• _Extracted data entries_
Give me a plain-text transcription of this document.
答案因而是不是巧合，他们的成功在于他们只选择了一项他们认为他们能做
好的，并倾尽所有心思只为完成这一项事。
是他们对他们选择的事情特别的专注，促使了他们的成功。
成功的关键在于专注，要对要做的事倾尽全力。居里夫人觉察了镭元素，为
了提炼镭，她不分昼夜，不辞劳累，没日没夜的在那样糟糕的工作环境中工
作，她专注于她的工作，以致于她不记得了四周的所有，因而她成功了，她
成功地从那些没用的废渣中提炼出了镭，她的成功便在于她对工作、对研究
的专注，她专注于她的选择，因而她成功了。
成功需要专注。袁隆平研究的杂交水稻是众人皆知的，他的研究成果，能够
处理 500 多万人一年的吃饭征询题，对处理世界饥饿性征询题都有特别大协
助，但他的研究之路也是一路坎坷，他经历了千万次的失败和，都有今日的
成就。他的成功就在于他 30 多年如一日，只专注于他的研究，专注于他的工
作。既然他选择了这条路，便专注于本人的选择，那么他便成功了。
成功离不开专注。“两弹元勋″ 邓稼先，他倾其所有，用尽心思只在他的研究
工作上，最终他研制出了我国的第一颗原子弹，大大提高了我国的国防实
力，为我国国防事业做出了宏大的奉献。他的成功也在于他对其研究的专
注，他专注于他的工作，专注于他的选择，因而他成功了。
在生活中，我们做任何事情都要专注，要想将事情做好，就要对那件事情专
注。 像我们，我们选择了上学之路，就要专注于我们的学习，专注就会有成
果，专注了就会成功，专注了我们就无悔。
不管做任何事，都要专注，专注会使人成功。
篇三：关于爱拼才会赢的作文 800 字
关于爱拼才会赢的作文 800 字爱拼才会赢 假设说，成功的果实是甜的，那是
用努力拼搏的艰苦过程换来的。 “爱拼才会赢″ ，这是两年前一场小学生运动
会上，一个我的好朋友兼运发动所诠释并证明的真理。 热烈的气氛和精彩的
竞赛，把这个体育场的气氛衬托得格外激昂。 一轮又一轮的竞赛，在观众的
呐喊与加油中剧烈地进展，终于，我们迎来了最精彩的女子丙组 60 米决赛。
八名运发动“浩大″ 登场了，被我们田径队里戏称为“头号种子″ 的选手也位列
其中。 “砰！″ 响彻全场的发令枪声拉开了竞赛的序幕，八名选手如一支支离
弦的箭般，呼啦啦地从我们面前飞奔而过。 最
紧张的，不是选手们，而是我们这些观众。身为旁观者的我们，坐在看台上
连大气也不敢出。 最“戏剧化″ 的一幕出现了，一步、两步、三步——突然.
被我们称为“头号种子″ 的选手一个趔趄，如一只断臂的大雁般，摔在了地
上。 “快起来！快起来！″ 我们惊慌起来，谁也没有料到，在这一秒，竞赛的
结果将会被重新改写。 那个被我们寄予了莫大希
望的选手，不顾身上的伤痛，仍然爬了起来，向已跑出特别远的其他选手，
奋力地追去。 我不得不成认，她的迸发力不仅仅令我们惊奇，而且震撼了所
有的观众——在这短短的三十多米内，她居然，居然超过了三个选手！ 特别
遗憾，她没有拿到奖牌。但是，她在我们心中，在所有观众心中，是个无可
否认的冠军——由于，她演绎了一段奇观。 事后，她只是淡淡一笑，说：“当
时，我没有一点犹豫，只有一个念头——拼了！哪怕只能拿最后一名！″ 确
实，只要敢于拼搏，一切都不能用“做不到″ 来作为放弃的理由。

• _What the exercise asks_
Write the data from above out again, exactly.

• _Solution to this problem_
Give me a plain-text transcription of this document.
答案因而是不是巧合，他们的成功在于他们只选择了一项他们认为他们能做
好的，并倾尽所有心思只为完成这一项事。
是他们对他们选择的事情特别的专注，促使了他们的成功。
成功的关键在于专注，要对要做的事倾尽全力。居里夫人觉察了镭元素，为
了提炼镭，她不分昼夜，不辞劳累，没日没夜的在那样糟糕的工作环境中工
作，她专注于她的工作，以致于她不记得了四周的所有，因而她成功了，她
成功地从那些没用的废渣中提炼出了镭，她的成功便在于她对工作、对研究
的专注，她专注于她的选择，因而她成功了。
成功需要专注。袁隆平研究的杂交水稻是众人皆知的，他的研究成果，能够
处理 500 多万人一年的吃饭征询题，对处理世界饥饿性征询题都有特别大协
助，但他的研究之路也是一路坎坷，他经历了千万次的失败和，都有今日的
成就。他的成功就在于他 30 多年如一日，只专注于他的研究，专注于他的工
作。既然他选择了这条路，便专注于本人的选择，那么他便成功了。
成功离不开专注。“两弹元勋″ 邓稼先，他倾其所有，用尽心思只在他的研究
工作上，最终他研制出了我国的第一颗原子弹，大大提高了我国的国防实
力，为我国国防事业做出了宏大的奉献。他的成功也在于他对其研究的专
注，他专注于他的工作，专注于他的选择，因而他成功了。
在生活中，我们做任何事情都要专注，要想将事情做好，就要对那件事情专
注。 像我们，我们选择了上学之路，就要专注于我们的学习，专注就会有成
果，专注了就会成功，专注了我们就无悔。
不管做任何事，都要专注，专注会使人成功。
篇三：关于爱拼才会赢的作文 800 字
关于爱拼才会赢的作文 800 字爱拼才会赢 假设说，成功的果实是甜的，那是
用努力拼搏的艰苦过程换来的。 “爱拼才会赢″ ，这是两年前一场小学生运动
会上，一个我的好朋友兼运发动所诠释并证明的真理。 热烈的气氛和精彩的
竞赛，把这个体育场的气氛衬托得格外激昂。 一轮又一轮的竞赛，在观众的
呐喊与加油中剧烈地进展，终于，我们迎来了最精彩的女子丙组 60 米决赛。
八名运发动“浩大″ 登场了，被我们田径队里戏称为“头号种子″ 的选手也位列
其中。 “砰！″ 响彻全场的发令枪声拉开了竞赛的序幕，八名选手如一支支离
弦的箭般，呼啦啦地从我们面前飞奔而过。 最
紧张的，不是选手们，而是我们这些观众。身为旁观者的我们，坐在看台上
连大气也不敢出。 最“戏剧化″ 的一幕出现了，一步、两步、三步——突然.
被我们称为“头号种子″ 的选手一个趔趄，如一只断臂的大雁般，摔在了地
上。 “快起来！快起来！″ 我们惊慌起来，谁也没有料到，在这一秒，竞赛的
结果将会被重新改写。 那个被我们寄予了莫大希
望的选手，不顾身上的伤痛，仍然爬了起来，向已跑出特别远的其他选手，
奋力地追去。 我不得不成认，她的迸发力不仅仅令我们惊奇，而且震撼了所
有的观众——在这短短的三十多米内，她居然，居然超过了三个选手！ 特别
遗憾，她没有拿到奖牌。但是，她在我们心中，在所有观众心中，是个无可
否认的冠军——由于，她演绎了一段奇观。 事后，她只是淡淡一笑，说：“当
时，我没有一点犹豫，只有一个念头——拼了！哪怕只能拿最后一名！″ 确
实，只要敢于拼搏，一切都不能用“做不到″ 来作为放弃的理由。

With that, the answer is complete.